───── Dataset excerpts
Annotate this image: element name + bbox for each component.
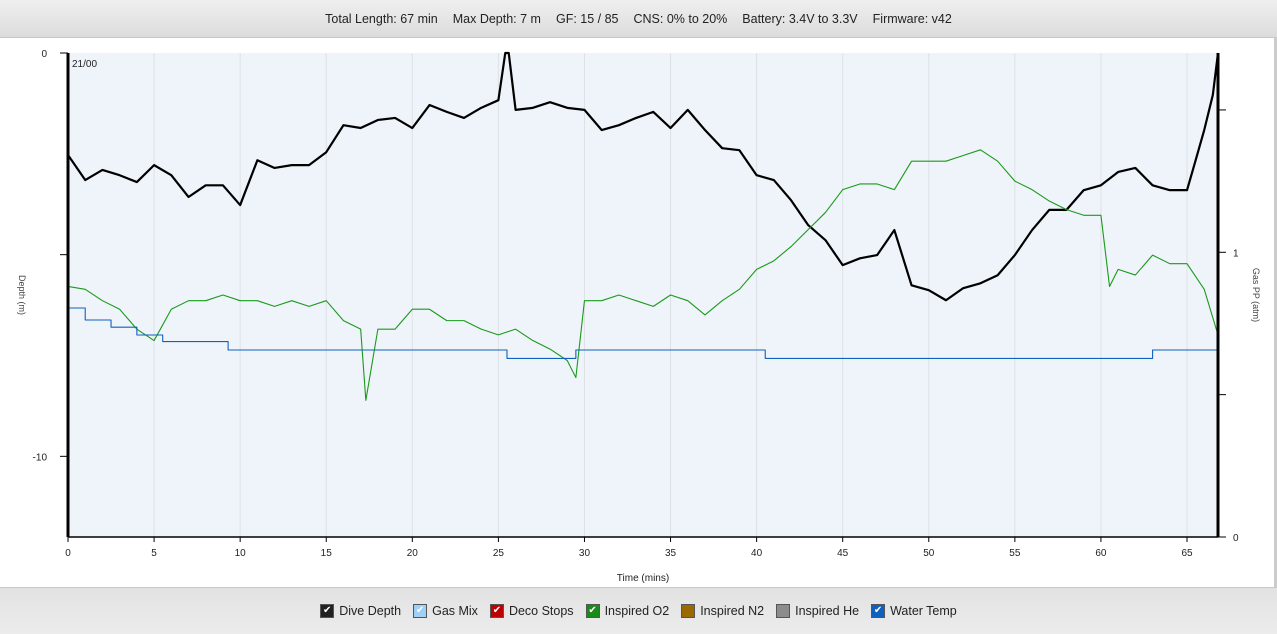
y2-axis-label: Gas PP (atm) [1251, 268, 1261, 322]
series-inspired-o2 [67, 149, 1219, 401]
y2-tick-label: 0 [1233, 533, 1239, 544]
checkbox-unchecked-icon[interactable] [681, 604, 696, 618]
legend-toggle-gas-mix[interactable]: ✔ Gas Mix [413, 604, 478, 618]
temp-annotation: 21/00 [72, 59, 97, 70]
legend-label: Deco Stops [508, 604, 574, 618]
legend-toggle-deco-stops[interactable]: ✔ Deco Stops [489, 604, 574, 618]
x-tick-label: 50 [923, 548, 935, 559]
x-tick-label: 40 [751, 548, 763, 559]
checkbox-checked-icon[interactable]: ✔ [489, 604, 504, 618]
x-tick-label: 25 [493, 548, 505, 559]
plot-area [68, 53, 1218, 537]
legend-label: Inspired O2 [604, 604, 670, 618]
scrollbar[interactable] [1274, 38, 1277, 587]
checkbox-unchecked-icon[interactable] [776, 604, 791, 618]
summary-cns: CNS: 0% to 20% [633, 11, 728, 26]
checkbox-checked-icon[interactable]: ✔ [413, 604, 428, 618]
legend-toggle-dive-depth[interactable]: ✔ Dive Depth [320, 604, 401, 618]
x-axis-label: Time (mins) [617, 573, 669, 584]
summary-total-length: Total Length: 67 min [325, 11, 438, 26]
x-tick-label: 0 [65, 548, 71, 559]
x-tick-label: 65 [1181, 548, 1193, 559]
legend-label: Inspired N2 [700, 604, 765, 618]
y-axis-label: Depth (m) [17, 275, 27, 315]
x-tick-label: 30 [579, 548, 591, 559]
y2-tick-label: 1 [1233, 248, 1239, 259]
dive-summary-bar: Total Length: 67 min Max Depth: 7 m GF: … [0, 0, 1277, 38]
legend-label: Water Temp [890, 604, 957, 618]
x-tick-label: 20 [407, 548, 419, 559]
series-dive-depth [67, 51, 1220, 302]
summary-max-depth: Max Depth: 7 m [452, 11, 541, 26]
dive-profile-chart: 0 5 10 15 20 25 30 35 40 45 50 55 60 65 21/00 0 -10 0 1 Tim… [17, 49, 1261, 584]
legend-toggle-inspired-o2[interactable]: ✔ Inspired O2 [585, 604, 670, 618]
y-tick-label: -10 [33, 452, 48, 463]
series-water-temp [68, 307, 1218, 359]
summary-battery: Battery: 3.4V to 3.3V [742, 11, 858, 26]
x-tick-label: 10 [235, 548, 247, 559]
x-tick-label: 45 [837, 548, 849, 559]
legend-toggle-inspired-n2[interactable]: Inspired N2 [681, 604, 764, 618]
legend: ✔ Dive Depth ✔ Gas Mix ✔ Deco Stops ✔ Inspired … [0, 587, 1277, 634]
summary-firmware: Firmware: v42 [872, 11, 952, 26]
legend-label: Inspired He [795, 604, 860, 618]
y-tick-label: 0 [41, 49, 47, 60]
legend-label: Gas Mix [432, 604, 478, 618]
checkbox-checked-icon[interactable]: ✔ [585, 604, 600, 618]
x-tick-label: 55 [1009, 548, 1021, 559]
x-tick-label: 5 [151, 548, 157, 559]
x-tick-label: 15 [321, 548, 333, 559]
summary-gf: GF: 15 / 85 [555, 11, 619, 26]
legend-toggle-water-temp[interactable]: ✔ Water Temp [871, 604, 957, 618]
checkbox-checked-icon[interactable]: ✔ [871, 604, 886, 618]
checkbox-checked-icon[interactable]: ✔ [320, 604, 335, 618]
legend-toggle-inspired-he[interactable]: Inspired He [776, 604, 859, 618]
legend-label: Dive Depth [339, 604, 402, 618]
x-tick-label: 60 [1095, 548, 1107, 559]
x-tick-label: 35 [665, 548, 677, 559]
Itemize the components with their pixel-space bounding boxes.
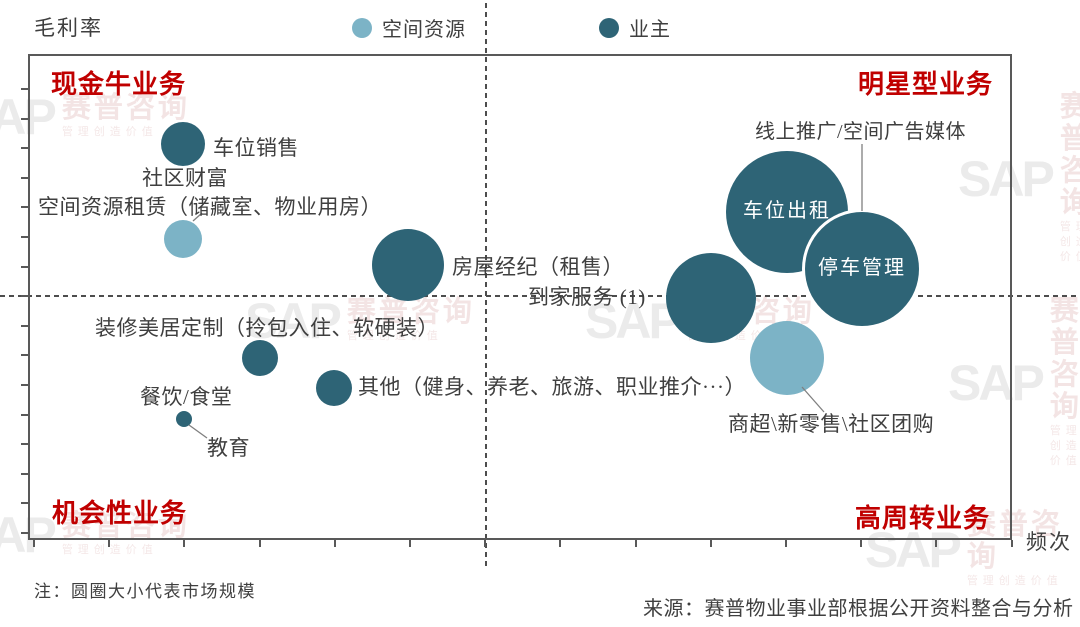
x-axis-tick (710, 540, 712, 547)
x-axis-tick (785, 540, 787, 547)
y-axis-tick (21, 295, 28, 297)
label-education: 教育 (207, 436, 250, 460)
y-axis-tick (21, 325, 28, 327)
y-axis-tick (21, 384, 28, 386)
leader-education (188, 424, 208, 439)
plot-frame (28, 54, 1012, 540)
bubble-others (316, 370, 352, 406)
quadrant-label-star: 明星型业务 (858, 70, 994, 99)
y-axis-tick (21, 177, 28, 179)
label-dining: 餐饮/食堂 (140, 385, 233, 409)
y-axis-tick (21, 147, 28, 149)
legend-item-owner: 业主 (599, 13, 671, 42)
x-axis-tick (1011, 540, 1013, 547)
quadrant-label-opportunity: 机会性业务 (52, 499, 188, 528)
legend: 空间资源 业主 (352, 13, 671, 42)
y-axis-tick (21, 532, 28, 534)
label-housing-agency: 房屋经纪（租售） (452, 255, 624, 279)
y-axis-tick (21, 354, 28, 356)
legend-dot-space (352, 17, 372, 38)
bubble-parking-mgmt: 停车管理 (805, 212, 919, 326)
y-axis-tick (21, 414, 28, 416)
label-community-wealth: 社区财富 (142, 166, 228, 190)
label-space-rental: 空间资源租赁（储藏室、物业用房） (38, 195, 382, 219)
bubble-parking-mgmt-label: 停车管理 (818, 256, 906, 279)
source-note: 来源：赛普物业事业部根据公开资料整合与分析 (643, 598, 1074, 620)
label-decoration: 装修美居定制（拎包入住、软硬装） (95, 316, 439, 340)
leader-supermarket (801, 386, 825, 413)
y-axis-tick (21, 206, 28, 208)
x-axis-tick (860, 540, 862, 547)
x-axis-tick (108, 540, 110, 547)
bubble-decoration (242, 340, 278, 376)
y-axis-tick (21, 473, 28, 475)
y-axis-title: 毛利率 (34, 16, 103, 40)
label-online-promo: 线上推广/空间广告媒体 (755, 121, 967, 143)
bubble-space-rental (164, 220, 202, 258)
label-parking-sale: 车位销售 (213, 136, 299, 160)
y-axis-tick (21, 236, 28, 238)
x-axis-tick (33, 540, 35, 547)
legend-dot-owner (599, 17, 619, 38)
quadrant-label-turnover: 高周转业务 (855, 504, 991, 533)
x-axis-tick (635, 540, 637, 547)
quadrant-divider-vertical (485, 3, 487, 566)
quadrant-label-cash-cow: 现金牛业务 (51, 70, 187, 99)
legend-item-space: 空间资源 (352, 13, 466, 42)
x-axis-tick (259, 540, 261, 547)
label-supermarket: 商超\新零售\社区团购 (728, 412, 935, 436)
legend-label-owner: 业主 (629, 19, 671, 41)
label-others: 其他（健身、养老、旅游、职业推介···） (358, 375, 746, 399)
legend-label-space: 空间资源 (382, 19, 466, 41)
bubble-home-service (666, 253, 756, 343)
x-axis-tick (935, 540, 937, 547)
bubble-dining (176, 411, 192, 427)
x-axis-title: 频次 (1026, 530, 1072, 554)
x-axis-tick (559, 540, 561, 547)
size-note: 注：圆圈大小代表市场规模 (34, 582, 256, 601)
y-axis-tick (21, 502, 28, 504)
y-axis-tick (21, 266, 28, 268)
y-axis-tick (21, 88, 28, 90)
bubble-supermarket (750, 321, 824, 395)
x-axis-tick (484, 540, 486, 547)
y-axis-tick (21, 443, 28, 445)
x-axis-tick (409, 540, 411, 547)
bubble-parking-sale (161, 122, 205, 166)
x-axis-tick (334, 540, 336, 547)
leader-space-rental (192, 212, 203, 222)
label-home-service: 到家服务 (1) (528, 285, 646, 309)
bubble-parking-rent-label: 车位出租 (743, 199, 831, 222)
y-axis-tick (21, 118, 28, 120)
x-axis-tick (183, 540, 185, 547)
quadrant-divider-horizontal (0, 295, 1080, 297)
bubble-housing-agency (372, 229, 444, 301)
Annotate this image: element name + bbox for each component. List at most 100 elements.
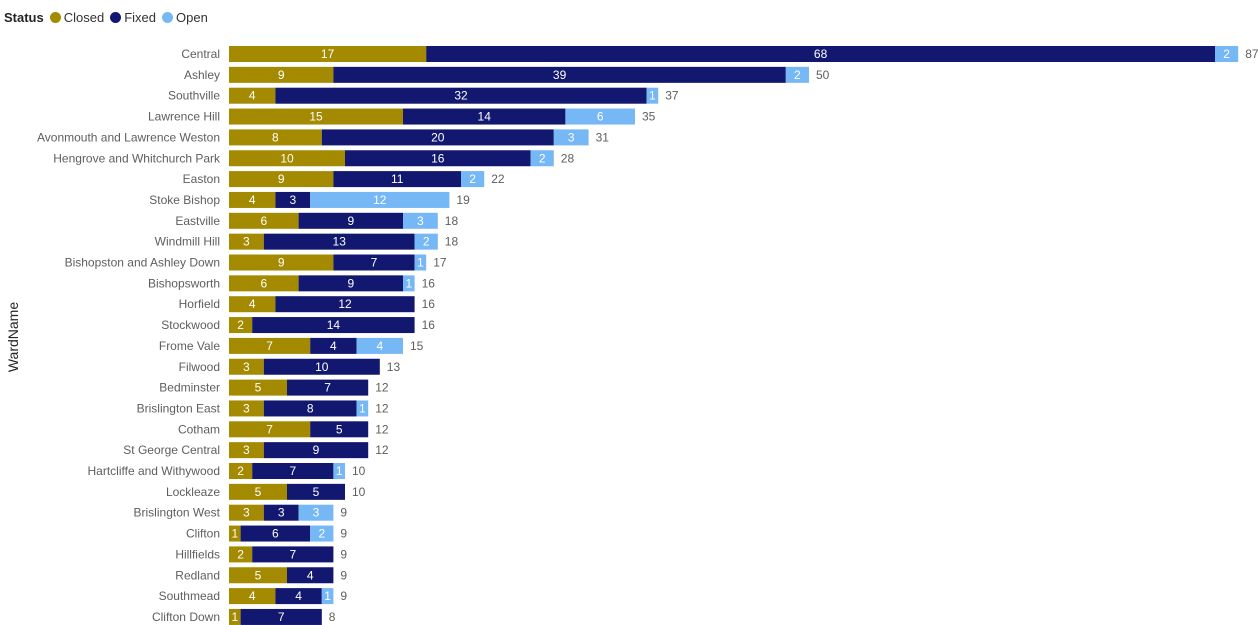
- total-label: 35: [642, 110, 656, 124]
- total-label: 8: [329, 610, 336, 624]
- legend-item-closed[interactable]: Closed: [49, 10, 104, 25]
- bar-segment-closed[interactable]: [229, 66, 334, 83]
- total-label: 9: [340, 568, 347, 582]
- bar-segment-closed[interactable]: [229, 608, 241, 625]
- bar-segment-closed[interactable]: [229, 567, 287, 584]
- data-label-closed: 1: [231, 610, 238, 624]
- data-label-fixed: 3: [289, 193, 296, 207]
- data-label-fixed: 32: [454, 89, 468, 103]
- bar-segment-open[interactable]: [565, 108, 635, 125]
- bar-segment-fixed[interactable]: [333, 66, 786, 83]
- bar-segment-fixed[interactable]: [275, 588, 322, 605]
- bar-segment-fixed[interactable]: [263, 400, 357, 417]
- legend-item-fixed[interactable]: Fixed: [110, 10, 156, 25]
- bar-segment-fixed[interactable]: [321, 129, 554, 146]
- bar-row-stoke-bishop: Stoke Bishop 4 3 12 19: [149, 191, 470, 208]
- bar-segment-fixed[interactable]: [298, 212, 403, 229]
- bar-segment-closed[interactable]: [229, 212, 299, 229]
- bar-segment-fixed[interactable]: [310, 337, 357, 354]
- bar-segment-fixed[interactable]: [333, 254, 415, 271]
- data-label-closed: 4: [249, 297, 256, 311]
- bar-segment-open[interactable]: [403, 212, 438, 229]
- bar-segment-fixed[interactable]: [333, 171, 461, 188]
- bar-segment-closed[interactable]: [229, 588, 276, 605]
- bar-segment-closed[interactable]: [229, 317, 253, 334]
- bar-segment-open[interactable]: [646, 87, 659, 104]
- data-label-fixed: 68: [814, 47, 828, 61]
- bar-segment-fixed[interactable]: [240, 525, 311, 542]
- bar-segment-fixed[interactable]: [275, 87, 647, 104]
- bar-segment-closed[interactable]: [229, 442, 264, 459]
- legend-item-open[interactable]: Open: [162, 10, 208, 25]
- bar-segment-closed[interactable]: [229, 129, 322, 146]
- bar-segment-closed[interactable]: [229, 46, 427, 62]
- bar-segment-open[interactable]: [356, 337, 403, 354]
- bar-segment-fixed[interactable]: [263, 233, 415, 250]
- total-label: 12: [375, 401, 389, 415]
- bar-segment-fixed[interactable]: [310, 421, 369, 438]
- bar-segment-open[interactable]: [310, 525, 334, 542]
- bar-segment-closed[interactable]: [229, 254, 334, 271]
- legend-dot-closed-icon: [49, 11, 61, 23]
- bar-segment-fixed[interactable]: [263, 442, 369, 459]
- bar-segment-open[interactable]: [1215, 46, 1239, 62]
- bar-segment-closed[interactable]: [229, 421, 311, 438]
- bar-segment-fixed[interactable]: [252, 463, 334, 479]
- bar-segment-open[interactable]: [356, 400, 369, 417]
- bar-segment-open[interactable]: [414, 233, 438, 250]
- bar-segment-open[interactable]: [785, 66, 809, 83]
- bar-segment-open[interactable]: [298, 504, 334, 521]
- bar-segment-open[interactable]: [553, 129, 589, 146]
- data-label-open: 1: [336, 464, 343, 478]
- bar-segment-closed[interactable]: [229, 525, 241, 542]
- bar-segment-fixed[interactable]: [263, 358, 380, 375]
- bar-segment-closed[interactable]: [229, 504, 264, 521]
- bar-segment-closed[interactable]: [229, 275, 299, 292]
- category-label: Stockwood: [161, 318, 220, 332]
- bar-segment-fixed[interactable]: [263, 504, 299, 521]
- total-label: 13: [387, 360, 401, 374]
- bar-segment-fixed[interactable]: [275, 191, 311, 208]
- bar-segment-closed[interactable]: [229, 171, 334, 188]
- bar-segment-closed[interactable]: [229, 233, 264, 250]
- category-label: Bishopston and Ashley Down: [65, 256, 220, 270]
- bar-segment-closed[interactable]: [229, 296, 276, 313]
- bar-segment-fixed[interactable]: [240, 608, 322, 625]
- bar-segment-open[interactable]: [333, 463, 345, 479]
- bar-segment-fixed[interactable]: [298, 275, 403, 292]
- bar-segment-closed[interactable]: [229, 191, 276, 208]
- bar-segment-fixed[interactable]: [426, 46, 1215, 62]
- data-label-fixed: 3: [278, 506, 285, 520]
- data-label-fixed: 11: [391, 172, 404, 186]
- bar-segment-closed[interactable]: [229, 150, 345, 167]
- bar-segment-closed[interactable]: [229, 483, 287, 500]
- data-label-fixed: 8: [307, 401, 314, 415]
- category-label: Redland: [175, 568, 220, 582]
- bar-segment-fixed[interactable]: [345, 150, 531, 167]
- bar-segment-fixed[interactable]: [287, 483, 345, 500]
- bar-segment-open[interactable]: [530, 150, 554, 167]
- bar-segment-closed[interactable]: [229, 546, 253, 563]
- bar-segment-open[interactable]: [321, 588, 334, 605]
- bar-segment-closed[interactable]: [229, 400, 264, 417]
- bar-row-redland: Redland 5 4 9: [175, 567, 347, 584]
- bar-segment-open[interactable]: [461, 171, 485, 188]
- bar-segment-open[interactable]: [403, 275, 415, 292]
- bar-segment-fixed[interactable]: [403, 108, 566, 125]
- bar-segment-closed[interactable]: [229, 358, 264, 375]
- bar-segment-closed[interactable]: [229, 87, 276, 104]
- bar-segment-closed[interactable]: [229, 108, 403, 125]
- data-label-fixed: 16: [431, 151, 445, 165]
- category-label: Ashley: [184, 68, 220, 82]
- category-label: Clifton Down: [152, 610, 220, 624]
- bar-segment-fixed[interactable]: [275, 296, 415, 313]
- bar-segment-open[interactable]: [310, 191, 450, 208]
- bar-segment-fixed[interactable]: [252, 317, 415, 334]
- bar-segment-fixed[interactable]: [252, 546, 334, 563]
- bar-segment-fixed[interactable]: [287, 379, 369, 396]
- bar-segment-open[interactable]: [414, 254, 427, 271]
- bar-segment-fixed[interactable]: [287, 567, 334, 584]
- bar-segment-closed[interactable]: [229, 463, 253, 479]
- bar-segment-closed[interactable]: [229, 337, 311, 354]
- bar-segment-closed[interactable]: [229, 379, 287, 396]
──────────
**Instructions to follow:** Turn the lines of the data above into a numbered list, starting at the line that contains "y2-axis-label: Gas PP" and ending with the line that contains "legend-toggle-dive-depth[interactable]: ✔ Dive". Include both of those lines and omit any blank lines.

**Final answer:**
1. y2-axis-label: Gas PP (atm) [1251, 268, 1261, 322]
2. series-inspired-o2 [67, 149, 1219, 401]
3. y2-tick-label: 0 [1233, 533, 1239, 544]
4. checkbox-unchecked-icon[interactable] [681, 604, 696, 618]
5. legend-toggle-gas-mix[interactable]: ✔ Gas Mix [413, 604, 478, 618]
6. temp-annotation: 21/00 [72, 59, 97, 70]
7. legend-label: Deco Stops [508, 604, 574, 618]
8. legend-toggle-deco-stops[interactable]: ✔ Deco Stops [489, 604, 574, 618]
9. x-tick-label: 50 [923, 548, 935, 559]
10. x-tick-label: 40 [751, 548, 763, 559]
11. checkbox-checked-icon[interactable]: ✔ [489, 604, 504, 618]
12. x-tick-label: 25 [493, 548, 505, 559]
13. plot-area [68, 53, 1218, 537]
14. legend-label: Inspired O2 [604, 604, 670, 618]
15. scrollbar[interactable] [1274, 38, 1277, 587]
16. checkbox-unchecked-icon[interactable] [776, 604, 791, 618]
17. summary-cns: CNS: 0% to 20% [633, 11, 728, 26]
18. checkbox-checked-icon[interactable]: ✔ [413, 604, 428, 618]
19. legend-toggle-dive-depth[interactable]: ✔ Dive Depth [320, 604, 401, 618]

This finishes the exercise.